#### [Data provided]

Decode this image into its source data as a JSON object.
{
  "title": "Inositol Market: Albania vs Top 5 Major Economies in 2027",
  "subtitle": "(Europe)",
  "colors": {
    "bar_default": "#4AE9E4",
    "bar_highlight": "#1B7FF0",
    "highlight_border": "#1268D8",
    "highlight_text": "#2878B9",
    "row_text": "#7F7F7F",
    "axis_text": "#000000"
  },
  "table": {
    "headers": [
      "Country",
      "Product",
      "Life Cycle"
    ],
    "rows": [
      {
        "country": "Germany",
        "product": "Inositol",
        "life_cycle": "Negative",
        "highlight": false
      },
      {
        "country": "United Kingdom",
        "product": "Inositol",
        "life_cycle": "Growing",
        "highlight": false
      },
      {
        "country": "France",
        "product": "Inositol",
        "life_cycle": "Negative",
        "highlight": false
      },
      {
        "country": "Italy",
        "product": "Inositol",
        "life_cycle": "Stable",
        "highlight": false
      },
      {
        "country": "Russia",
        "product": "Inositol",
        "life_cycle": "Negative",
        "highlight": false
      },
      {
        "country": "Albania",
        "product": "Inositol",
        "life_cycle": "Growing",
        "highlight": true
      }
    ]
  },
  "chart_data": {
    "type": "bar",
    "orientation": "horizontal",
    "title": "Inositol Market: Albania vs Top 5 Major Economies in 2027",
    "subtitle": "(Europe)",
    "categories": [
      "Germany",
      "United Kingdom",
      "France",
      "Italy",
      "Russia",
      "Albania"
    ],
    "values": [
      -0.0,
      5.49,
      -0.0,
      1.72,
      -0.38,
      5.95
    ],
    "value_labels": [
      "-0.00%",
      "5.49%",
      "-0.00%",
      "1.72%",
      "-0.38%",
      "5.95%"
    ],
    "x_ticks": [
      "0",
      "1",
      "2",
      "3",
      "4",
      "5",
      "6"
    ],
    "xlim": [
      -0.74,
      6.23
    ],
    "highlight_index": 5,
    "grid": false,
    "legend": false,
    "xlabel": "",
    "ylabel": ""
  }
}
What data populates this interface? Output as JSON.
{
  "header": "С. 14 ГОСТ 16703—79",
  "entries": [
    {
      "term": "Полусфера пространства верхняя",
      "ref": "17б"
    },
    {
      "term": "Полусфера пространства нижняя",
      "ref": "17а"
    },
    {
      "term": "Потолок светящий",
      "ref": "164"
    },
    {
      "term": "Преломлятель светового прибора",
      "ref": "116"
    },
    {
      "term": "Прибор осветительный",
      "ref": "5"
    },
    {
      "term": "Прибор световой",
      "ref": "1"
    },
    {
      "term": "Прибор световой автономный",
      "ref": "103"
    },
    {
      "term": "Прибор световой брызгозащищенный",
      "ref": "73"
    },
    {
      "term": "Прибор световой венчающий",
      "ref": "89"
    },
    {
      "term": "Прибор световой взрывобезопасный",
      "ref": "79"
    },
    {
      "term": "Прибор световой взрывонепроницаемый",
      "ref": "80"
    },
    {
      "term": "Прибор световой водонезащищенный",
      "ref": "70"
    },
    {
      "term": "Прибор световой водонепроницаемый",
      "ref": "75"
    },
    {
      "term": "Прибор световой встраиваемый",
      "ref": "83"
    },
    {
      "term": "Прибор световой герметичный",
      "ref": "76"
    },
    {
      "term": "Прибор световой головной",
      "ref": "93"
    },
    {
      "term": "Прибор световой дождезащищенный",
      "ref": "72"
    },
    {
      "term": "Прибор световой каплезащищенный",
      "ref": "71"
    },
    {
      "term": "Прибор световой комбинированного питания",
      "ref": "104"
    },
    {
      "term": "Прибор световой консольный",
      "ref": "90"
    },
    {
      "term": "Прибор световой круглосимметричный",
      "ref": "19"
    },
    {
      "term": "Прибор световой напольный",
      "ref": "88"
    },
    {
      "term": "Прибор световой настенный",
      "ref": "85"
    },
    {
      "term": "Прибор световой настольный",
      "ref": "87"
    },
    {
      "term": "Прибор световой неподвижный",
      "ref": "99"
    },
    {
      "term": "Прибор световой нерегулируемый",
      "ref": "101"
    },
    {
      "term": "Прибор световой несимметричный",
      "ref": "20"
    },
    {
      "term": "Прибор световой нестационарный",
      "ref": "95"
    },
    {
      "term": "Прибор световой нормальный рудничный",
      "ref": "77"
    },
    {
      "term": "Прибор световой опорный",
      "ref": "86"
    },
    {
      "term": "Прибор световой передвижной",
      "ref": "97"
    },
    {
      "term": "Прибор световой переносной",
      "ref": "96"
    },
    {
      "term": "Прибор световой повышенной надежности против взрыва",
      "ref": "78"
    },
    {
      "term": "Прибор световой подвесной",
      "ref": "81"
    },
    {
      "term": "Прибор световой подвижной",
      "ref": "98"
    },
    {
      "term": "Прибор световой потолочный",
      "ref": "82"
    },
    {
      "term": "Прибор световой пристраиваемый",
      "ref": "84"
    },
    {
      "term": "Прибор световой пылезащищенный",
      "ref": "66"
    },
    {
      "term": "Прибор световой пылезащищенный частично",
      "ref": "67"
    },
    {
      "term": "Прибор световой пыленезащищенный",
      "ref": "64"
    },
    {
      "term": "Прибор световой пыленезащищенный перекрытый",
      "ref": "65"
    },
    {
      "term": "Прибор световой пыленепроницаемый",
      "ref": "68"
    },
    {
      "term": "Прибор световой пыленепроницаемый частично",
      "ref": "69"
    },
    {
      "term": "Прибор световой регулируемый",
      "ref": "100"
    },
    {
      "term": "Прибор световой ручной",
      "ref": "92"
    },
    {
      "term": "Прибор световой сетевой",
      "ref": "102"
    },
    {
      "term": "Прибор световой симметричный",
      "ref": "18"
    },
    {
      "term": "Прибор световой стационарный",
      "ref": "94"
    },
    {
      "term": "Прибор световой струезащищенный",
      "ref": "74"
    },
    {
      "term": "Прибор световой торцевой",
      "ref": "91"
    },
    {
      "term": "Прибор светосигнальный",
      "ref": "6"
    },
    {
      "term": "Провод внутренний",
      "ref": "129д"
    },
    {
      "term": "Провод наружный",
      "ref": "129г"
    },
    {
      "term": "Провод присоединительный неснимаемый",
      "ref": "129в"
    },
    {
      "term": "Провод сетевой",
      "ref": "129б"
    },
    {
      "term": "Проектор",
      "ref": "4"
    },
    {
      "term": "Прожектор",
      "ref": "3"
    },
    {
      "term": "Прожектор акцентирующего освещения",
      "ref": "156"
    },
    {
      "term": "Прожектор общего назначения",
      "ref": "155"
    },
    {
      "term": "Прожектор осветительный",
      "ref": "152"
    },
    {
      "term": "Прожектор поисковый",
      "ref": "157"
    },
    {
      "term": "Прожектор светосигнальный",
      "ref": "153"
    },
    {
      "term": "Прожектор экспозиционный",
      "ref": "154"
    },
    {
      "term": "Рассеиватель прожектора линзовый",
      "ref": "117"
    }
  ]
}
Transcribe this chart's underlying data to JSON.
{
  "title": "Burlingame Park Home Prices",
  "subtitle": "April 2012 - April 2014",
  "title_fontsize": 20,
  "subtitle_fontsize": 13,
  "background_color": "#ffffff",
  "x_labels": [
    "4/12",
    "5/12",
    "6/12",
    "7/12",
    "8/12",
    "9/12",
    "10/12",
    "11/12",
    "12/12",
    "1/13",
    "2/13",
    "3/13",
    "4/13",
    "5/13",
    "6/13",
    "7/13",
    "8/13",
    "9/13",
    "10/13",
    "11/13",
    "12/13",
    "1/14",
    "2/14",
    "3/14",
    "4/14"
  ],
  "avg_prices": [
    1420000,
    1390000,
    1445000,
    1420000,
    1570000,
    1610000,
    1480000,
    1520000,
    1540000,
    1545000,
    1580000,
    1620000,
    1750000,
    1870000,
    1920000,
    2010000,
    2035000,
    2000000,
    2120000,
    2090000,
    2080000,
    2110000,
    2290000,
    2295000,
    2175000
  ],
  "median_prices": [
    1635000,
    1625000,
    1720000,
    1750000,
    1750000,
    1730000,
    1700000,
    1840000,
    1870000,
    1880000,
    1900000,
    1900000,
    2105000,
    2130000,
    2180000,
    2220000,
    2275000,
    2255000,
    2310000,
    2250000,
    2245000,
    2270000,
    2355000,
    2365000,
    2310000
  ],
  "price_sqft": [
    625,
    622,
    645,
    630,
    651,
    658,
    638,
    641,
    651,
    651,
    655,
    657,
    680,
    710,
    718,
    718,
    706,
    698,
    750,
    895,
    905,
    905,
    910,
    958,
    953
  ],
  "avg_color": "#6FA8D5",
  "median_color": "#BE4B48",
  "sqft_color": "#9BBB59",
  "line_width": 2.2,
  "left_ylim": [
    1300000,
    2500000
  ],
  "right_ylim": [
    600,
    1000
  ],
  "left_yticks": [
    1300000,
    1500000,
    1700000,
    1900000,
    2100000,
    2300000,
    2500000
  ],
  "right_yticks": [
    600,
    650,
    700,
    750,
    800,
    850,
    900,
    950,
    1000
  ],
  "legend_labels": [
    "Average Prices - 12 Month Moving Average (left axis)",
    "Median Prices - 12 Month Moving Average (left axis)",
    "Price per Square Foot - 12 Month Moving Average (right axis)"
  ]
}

#### [Task requirements]
Every line of the listing that holds "сетевой" should be found and copied.

#### [Solution to this problem]
      "term": "Прибор световой сетевой",
      "term": "Провод сетевой",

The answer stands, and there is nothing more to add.